> _Task to carry out_: Retype all material exactly. Pictures stay out of the copy.
************
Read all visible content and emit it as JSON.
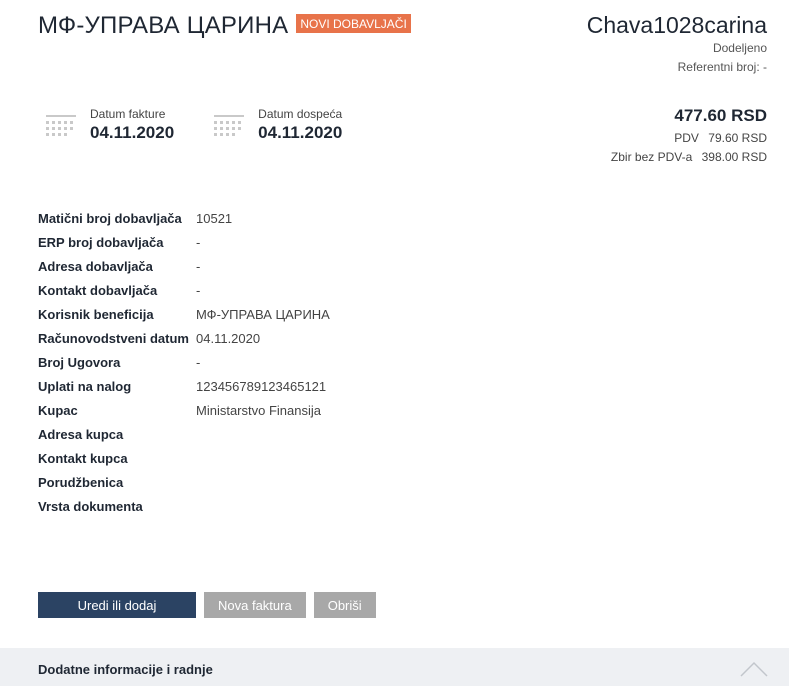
{
  "header": {
    "title": "МФ-УПРАВА ЦАРИНА",
    "badge": "NOVI DOBAVLJAČI",
    "company": "Chava1028carina",
    "status": "Dodeljeno",
    "reference": "Referentni broj: -"
  },
  "dates": [
    {
      "label": "Datum fakture",
      "value": "04.11.2020"
    },
    {
      "label": "Datum dospeća",
      "value": "04.11.2020"
    }
  ],
  "amounts": {
    "total": "477.60 RSD",
    "vat_label": "PDV",
    "vat_value": "79.60 RSD",
    "net_label": "Zbir bez PDV-a",
    "net_value": "398.00 RSD"
  },
  "details": [
    {
      "label": "Matični broj dobavljača",
      "value": "10521"
    },
    {
      "label": "ERP broj dobavljača",
      "value": "-"
    },
    {
      "label": "Adresa dobavljača",
      "value": "-"
    },
    {
      "label": "Kontakt dobavljača",
      "value": "-"
    },
    {
      "label": "Korisnik beneficija",
      "value": "МФ-УПРАВА ЦАРИНА"
    },
    {
      "label": "Računovodstveni datum",
      "value": "04.11.2020"
    },
    {
      "label": "Broj Ugovora",
      "value": "-"
    },
    {
      "label": "Uplati na nalog",
      "value": "123456789123465121"
    },
    {
      "label": "Kupac",
      "value": "Ministarstvo Finansija"
    },
    {
      "label": "Adresa kupca",
      "value": ""
    },
    {
      "label": "Kontakt kupca",
      "value": ""
    },
    {
      "label": "Porudžbenica",
      "value": ""
    },
    {
      "label": "Vrsta dokumenta",
      "value": ""
    }
  ],
  "actions": {
    "edit": "Uredi ili dodaj",
    "new_invoice": "Nova faktura",
    "delete": "Obriši"
  },
  "footer": {
    "label": "Dodatne informacije i radnje"
  },
  "colors": {
    "badge": "#e8734a",
    "primary_button": "#2b4363",
    "secondary_button": "#a8a8a8",
    "footer_bg": "#eef0f3"
  },
  "icons": [
    "calendar-icon",
    "chevron-up-icon"
  ]
}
************
> _Written solution_:
Read all visible content and emit it as JSON.
{
  "header": {
    "title": "МФ-УПРАВА ЦАРИНА",
    "badge": "NOVI DOBAVLJAČI",
    "company": "Chava1028carina",
    "status": "Dodeljeno",
    "reference": "Referentni broj: -"
  },
  "dates": [
    {
      "label": "Datum fakture",
      "value": "04.11.2020"
    },
    {
      "label": "Datum dospeća",
      "value": "04.11.2020"
    }
  ],
  "amounts": {
    "total": "477.60 RSD",
    "vat_label": "PDV",
    "vat_value": "79.60 RSD",
    "net_label": "Zbir bez PDV-a",
    "net_value": "398.00 RSD"
  },
  "details": [
    {
      "label": "Matični broj dobavljača",
      "value": "10521"
    },
    {
      "label": "ERP broj dobavljača",
      "value": "-"
    },
    {
      "label": "Adresa dobavljača",
      "value": "-"
    },
    {
      "label": "Kontakt dobavljača",
      "value": "-"
    },
    {
      "label": "Korisnik beneficija",
      "value": "МФ-УПРАВА ЦАРИНА"
    },
    {
      "label": "Računovodstveni datum",
      "value": "04.11.2020"
    },
    {
      "label": "Broj Ugovora",
      "value": "-"
    },
    {
      "label": "Uplati na nalog",
      "value": "123456789123465121"
    },
    {
      "label": "Kupac",
      "value": "Ministarstvo Finansija"
    },
    {
      "label": "Adresa kupca",
      "value": ""
    },
    {
      "label": "Kontakt kupca",
      "value": ""
    },
    {
      "label": "Porudžbenica",
      "value": ""
    },
    {
      "label": "Vrsta dokumenta",
      "value": ""
    }
  ],
  "actions": {
    "edit": "Uredi ili dodaj",
    "new_invoice": "Nova faktura",
    "delete": "Obriši"
  },
  "footer": {
    "label": "Dodatne informacije i radnje"
  },
  "colors": {
    "badge": "#e8734a",
    "primary_button": "#2b4363",
    "secondary_button": "#a8a8a8",
    "footer_bg": "#eef0f3"
  },
  "icons": [
    "calendar-icon",
    "chevron-up-icon"
  ]
}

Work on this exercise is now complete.